• [EXERCISE INSTRUCTIONS]
Repeat the material below exactly, with no pictures.

• [Records that describe figures]
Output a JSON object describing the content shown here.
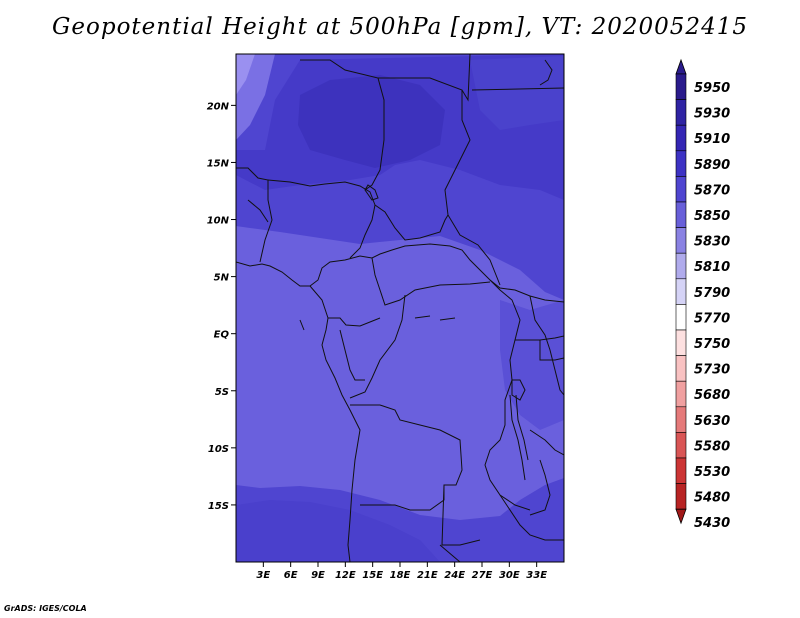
{
  "title": "Geopotential Height at 500hPa [gpm], VT: 2020052415",
  "credit": "GrADS: IGES/COLA",
  "map": {
    "lon_range": [
      0,
      36
    ],
    "lat_range": [
      -20,
      24.5
    ],
    "lat_ticks": [
      {
        "value": 20,
        "label": "20N"
      },
      {
        "value": 15,
        "label": "15N"
      },
      {
        "value": 10,
        "label": "10N"
      },
      {
        "value": 5,
        "label": "5N"
      },
      {
        "value": 0,
        "label": "EQ"
      },
      {
        "value": -5,
        "label": "5S"
      },
      {
        "value": -10,
        "label": "10S"
      },
      {
        "value": -15,
        "label": "15S"
      }
    ],
    "lon_ticks": [
      {
        "value": 3,
        "label": "3E"
      },
      {
        "value": 6,
        "label": "6E"
      },
      {
        "value": 9,
        "label": "9E"
      },
      {
        "value": 12,
        "label": "12E"
      },
      {
        "value": 15,
        "label": "15E"
      },
      {
        "value": 18,
        "label": "18E"
      },
      {
        "value": 21,
        "label": "21E"
      },
      {
        "value": 24,
        "label": "24E"
      },
      {
        "value": 27,
        "label": "27E"
      },
      {
        "value": 30,
        "label": "30E"
      },
      {
        "value": 33,
        "label": "33E"
      }
    ]
  },
  "colorbar": {
    "levels": [
      "5950",
      "5930",
      "5910",
      "5890",
      "5870",
      "5850",
      "5830",
      "5810",
      "5790",
      "5770",
      "5750",
      "5730",
      "5680",
      "5630",
      "5580",
      "5530",
      "5480",
      "5430"
    ],
    "colors": [
      "#2a1b8c",
      "#2f23a3",
      "#3426b4",
      "#3d32c4",
      "#4f45d0",
      "#685fd9",
      "#8a82e3",
      "#b0abec",
      "#d5d3f6",
      "#ffffff",
      "#fde0e0",
      "#f9c2c2",
      "#f0a0a0",
      "#e57a7a",
      "#d95555",
      "#cc3535",
      "#b82424",
      "#a01818"
    ]
  },
  "colors": {
    "shade_5850": "#6a60dd",
    "shade_5870": "#5a50d6",
    "shade_5890": "#4a3fcc",
    "shade_5910": "#3f34c2",
    "shade_5830": "#8b80ec",
    "boundary": "#111111"
  }
}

• [WORKED SOLUTION]
Output a JSON object describing the content shown here.
{
  "title": "Geopotential Height at 500hPa [gpm], VT: 2020052415",
  "credit": "GrADS: IGES/COLA",
  "map": {
    "lon_range": [
      0,
      36
    ],
    "lat_range": [
      -20,
      24.5
    ],
    "lat_ticks": [
      {
        "value": 20,
        "label": "20N"
      },
      {
        "value": 15,
        "label": "15N"
      },
      {
        "value": 10,
        "label": "10N"
      },
      {
        "value": 5,
        "label": "5N"
      },
      {
        "value": 0,
        "label": "EQ"
      },
      {
        "value": -5,
        "label": "5S"
      },
      {
        "value": -10,
        "label": "10S"
      },
      {
        "value": -15,
        "label": "15S"
      }
    ],
    "lon_ticks": [
      {
        "value": 3,
        "label": "3E"
      },
      {
        "value": 6,
        "label": "6E"
      },
      {
        "value": 9,
        "label": "9E"
      },
      {
        "value": 12,
        "label": "12E"
      },
      {
        "value": 15,
        "label": "15E"
      },
      {
        "value": 18,
        "label": "18E"
      },
      {
        "value": 21,
        "label": "21E"
      },
      {
        "value": 24,
        "label": "24E"
      },
      {
        "value": 27,
        "label": "27E"
      },
      {
        "value": 30,
        "label": "30E"
      },
      {
        "value": 33,
        "label": "33E"
      }
    ]
  },
  "colorbar": {
    "levels": [
      "5950",
      "5930",
      "5910",
      "5890",
      "5870",
      "5850",
      "5830",
      "5810",
      "5790",
      "5770",
      "5750",
      "5730",
      "5680",
      "5630",
      "5580",
      "5530",
      "5480",
      "5430"
    ],
    "colors": [
      "#2a1b8c",
      "#2f23a3",
      "#3426b4",
      "#3d32c4",
      "#4f45d0",
      "#685fd9",
      "#8a82e3",
      "#b0abec",
      "#d5d3f6",
      "#ffffff",
      "#fde0e0",
      "#f9c2c2",
      "#f0a0a0",
      "#e57a7a",
      "#d95555",
      "#cc3535",
      "#b82424",
      "#a01818"
    ]
  },
  "colors": {
    "shade_5850": "#6a60dd",
    "shade_5870": "#5a50d6",
    "shade_5890": "#4a3fcc",
    "shade_5910": "#3f34c2",
    "shade_5830": "#8b80ec",
    "boundary": "#111111"
  }
}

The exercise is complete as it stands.